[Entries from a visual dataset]
[BEGIN]

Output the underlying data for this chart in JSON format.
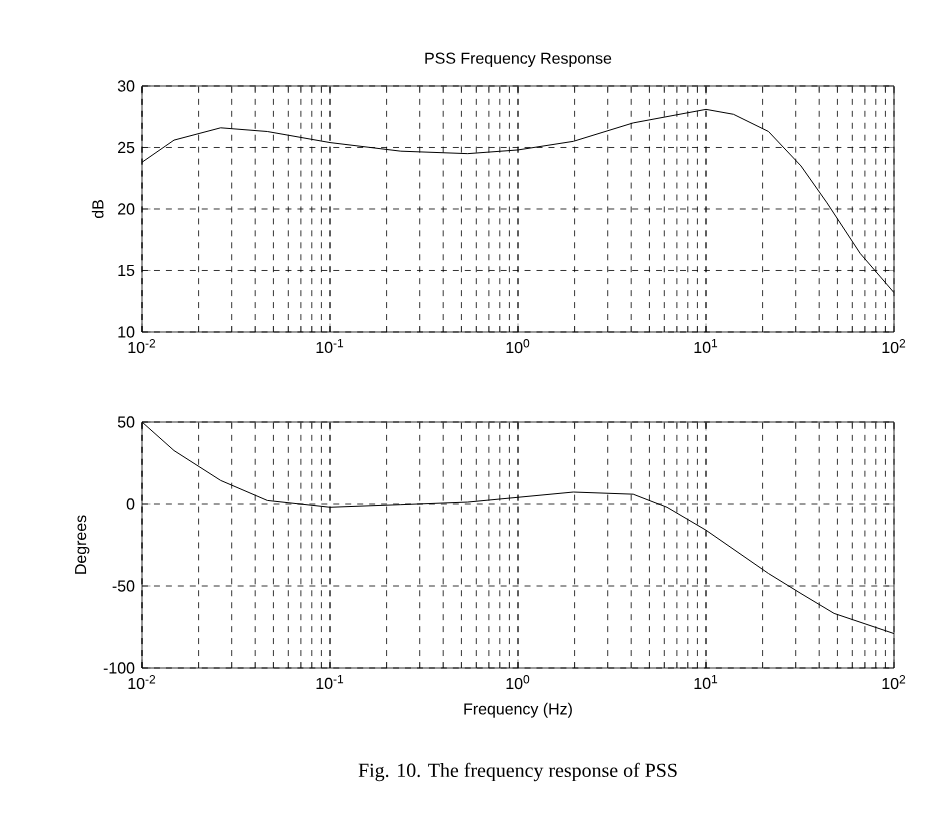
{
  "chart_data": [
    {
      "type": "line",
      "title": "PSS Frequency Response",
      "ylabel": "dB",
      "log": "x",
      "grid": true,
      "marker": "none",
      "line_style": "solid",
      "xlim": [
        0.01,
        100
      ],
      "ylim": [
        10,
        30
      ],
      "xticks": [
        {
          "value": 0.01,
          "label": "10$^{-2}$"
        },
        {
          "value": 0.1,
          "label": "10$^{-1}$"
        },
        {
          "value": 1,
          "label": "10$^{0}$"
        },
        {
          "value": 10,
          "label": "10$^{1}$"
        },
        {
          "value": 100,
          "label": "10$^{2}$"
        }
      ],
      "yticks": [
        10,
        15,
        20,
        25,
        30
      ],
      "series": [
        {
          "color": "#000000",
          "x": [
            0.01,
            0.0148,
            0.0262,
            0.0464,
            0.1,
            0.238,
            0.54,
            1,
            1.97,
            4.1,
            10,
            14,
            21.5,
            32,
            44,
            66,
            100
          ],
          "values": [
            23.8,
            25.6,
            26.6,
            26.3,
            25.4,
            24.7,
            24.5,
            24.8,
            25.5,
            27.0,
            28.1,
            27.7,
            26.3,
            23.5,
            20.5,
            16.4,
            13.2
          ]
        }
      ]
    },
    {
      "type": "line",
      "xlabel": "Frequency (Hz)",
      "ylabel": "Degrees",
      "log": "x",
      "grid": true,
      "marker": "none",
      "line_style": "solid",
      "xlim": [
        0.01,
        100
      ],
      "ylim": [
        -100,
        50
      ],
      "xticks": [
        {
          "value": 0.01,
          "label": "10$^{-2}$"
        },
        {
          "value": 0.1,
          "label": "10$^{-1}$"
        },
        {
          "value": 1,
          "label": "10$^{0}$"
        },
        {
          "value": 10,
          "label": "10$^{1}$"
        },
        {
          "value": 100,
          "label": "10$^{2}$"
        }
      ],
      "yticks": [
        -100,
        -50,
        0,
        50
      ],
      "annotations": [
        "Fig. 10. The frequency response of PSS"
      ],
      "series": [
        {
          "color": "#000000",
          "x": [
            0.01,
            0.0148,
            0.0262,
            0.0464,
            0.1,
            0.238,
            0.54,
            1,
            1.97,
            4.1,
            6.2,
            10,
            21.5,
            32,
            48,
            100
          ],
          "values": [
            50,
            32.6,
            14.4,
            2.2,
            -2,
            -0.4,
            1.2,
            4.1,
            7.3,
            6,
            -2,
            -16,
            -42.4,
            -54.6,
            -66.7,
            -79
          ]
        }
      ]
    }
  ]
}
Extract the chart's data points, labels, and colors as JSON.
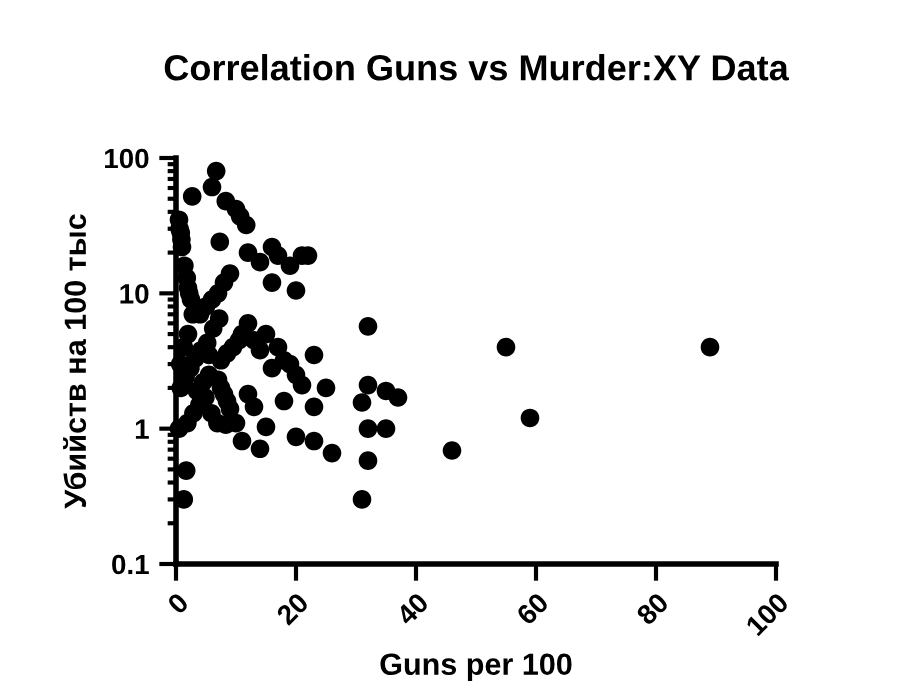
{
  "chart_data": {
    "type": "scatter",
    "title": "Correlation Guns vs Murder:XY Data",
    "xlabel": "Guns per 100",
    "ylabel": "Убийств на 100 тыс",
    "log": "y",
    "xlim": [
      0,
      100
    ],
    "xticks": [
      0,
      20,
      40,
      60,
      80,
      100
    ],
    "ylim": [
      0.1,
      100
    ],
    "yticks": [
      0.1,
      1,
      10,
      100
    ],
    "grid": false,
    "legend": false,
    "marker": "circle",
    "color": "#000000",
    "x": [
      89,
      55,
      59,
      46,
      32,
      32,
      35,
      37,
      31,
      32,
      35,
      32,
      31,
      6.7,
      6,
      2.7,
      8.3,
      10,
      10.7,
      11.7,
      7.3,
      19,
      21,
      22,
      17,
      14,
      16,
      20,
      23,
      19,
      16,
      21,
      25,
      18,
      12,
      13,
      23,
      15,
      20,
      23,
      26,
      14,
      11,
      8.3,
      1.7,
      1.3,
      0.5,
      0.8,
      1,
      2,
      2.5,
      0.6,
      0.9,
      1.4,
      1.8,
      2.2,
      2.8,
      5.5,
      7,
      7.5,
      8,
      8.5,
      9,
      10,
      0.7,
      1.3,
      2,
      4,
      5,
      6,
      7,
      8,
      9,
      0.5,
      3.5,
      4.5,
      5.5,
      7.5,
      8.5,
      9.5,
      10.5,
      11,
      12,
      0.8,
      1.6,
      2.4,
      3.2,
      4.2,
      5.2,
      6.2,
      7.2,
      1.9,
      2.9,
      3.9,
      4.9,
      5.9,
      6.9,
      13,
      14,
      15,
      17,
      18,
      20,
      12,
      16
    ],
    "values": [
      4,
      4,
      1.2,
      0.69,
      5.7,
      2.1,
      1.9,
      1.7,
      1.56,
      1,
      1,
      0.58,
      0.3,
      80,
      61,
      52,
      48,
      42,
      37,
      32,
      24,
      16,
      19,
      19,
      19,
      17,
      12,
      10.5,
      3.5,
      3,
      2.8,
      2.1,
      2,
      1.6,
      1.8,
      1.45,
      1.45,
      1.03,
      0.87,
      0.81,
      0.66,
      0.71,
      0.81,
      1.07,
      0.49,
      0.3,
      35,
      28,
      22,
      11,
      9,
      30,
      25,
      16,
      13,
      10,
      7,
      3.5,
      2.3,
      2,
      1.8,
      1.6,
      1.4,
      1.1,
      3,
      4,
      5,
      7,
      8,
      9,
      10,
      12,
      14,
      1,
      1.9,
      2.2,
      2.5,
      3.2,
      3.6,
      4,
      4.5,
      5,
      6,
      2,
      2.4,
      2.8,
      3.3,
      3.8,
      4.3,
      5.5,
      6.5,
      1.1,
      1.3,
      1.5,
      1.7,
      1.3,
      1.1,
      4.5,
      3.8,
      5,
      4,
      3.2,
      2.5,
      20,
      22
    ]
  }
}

[END]
[BEGIN]

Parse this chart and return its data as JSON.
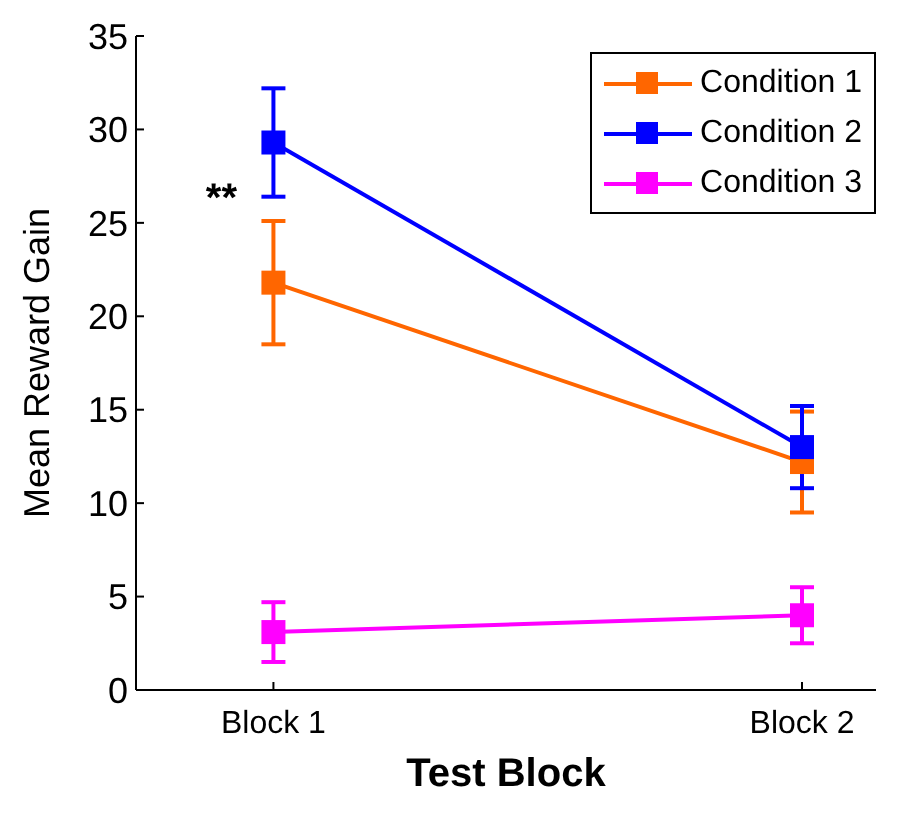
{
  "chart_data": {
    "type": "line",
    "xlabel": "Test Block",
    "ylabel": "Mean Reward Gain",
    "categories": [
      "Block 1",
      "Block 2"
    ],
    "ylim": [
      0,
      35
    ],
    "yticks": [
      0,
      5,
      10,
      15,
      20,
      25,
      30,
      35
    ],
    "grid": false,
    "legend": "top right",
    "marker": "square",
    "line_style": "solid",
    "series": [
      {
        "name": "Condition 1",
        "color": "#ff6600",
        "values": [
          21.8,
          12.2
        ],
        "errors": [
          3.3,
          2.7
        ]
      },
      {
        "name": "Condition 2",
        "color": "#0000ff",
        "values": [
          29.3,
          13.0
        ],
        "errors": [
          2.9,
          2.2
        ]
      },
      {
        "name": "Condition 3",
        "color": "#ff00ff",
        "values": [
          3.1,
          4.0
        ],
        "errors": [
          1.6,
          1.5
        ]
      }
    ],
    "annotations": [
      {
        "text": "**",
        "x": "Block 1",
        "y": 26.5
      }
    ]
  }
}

[END]

--- PROBLEM TO SOLVE ---
Show, from the material above, each line that includes the string "JSON".

--- THE REPLY ---
Output the underlying data for this chart in JSON format.
Extract the chart's data points, labels, and colors as JSON.
Parse this chart and return its data as JSON.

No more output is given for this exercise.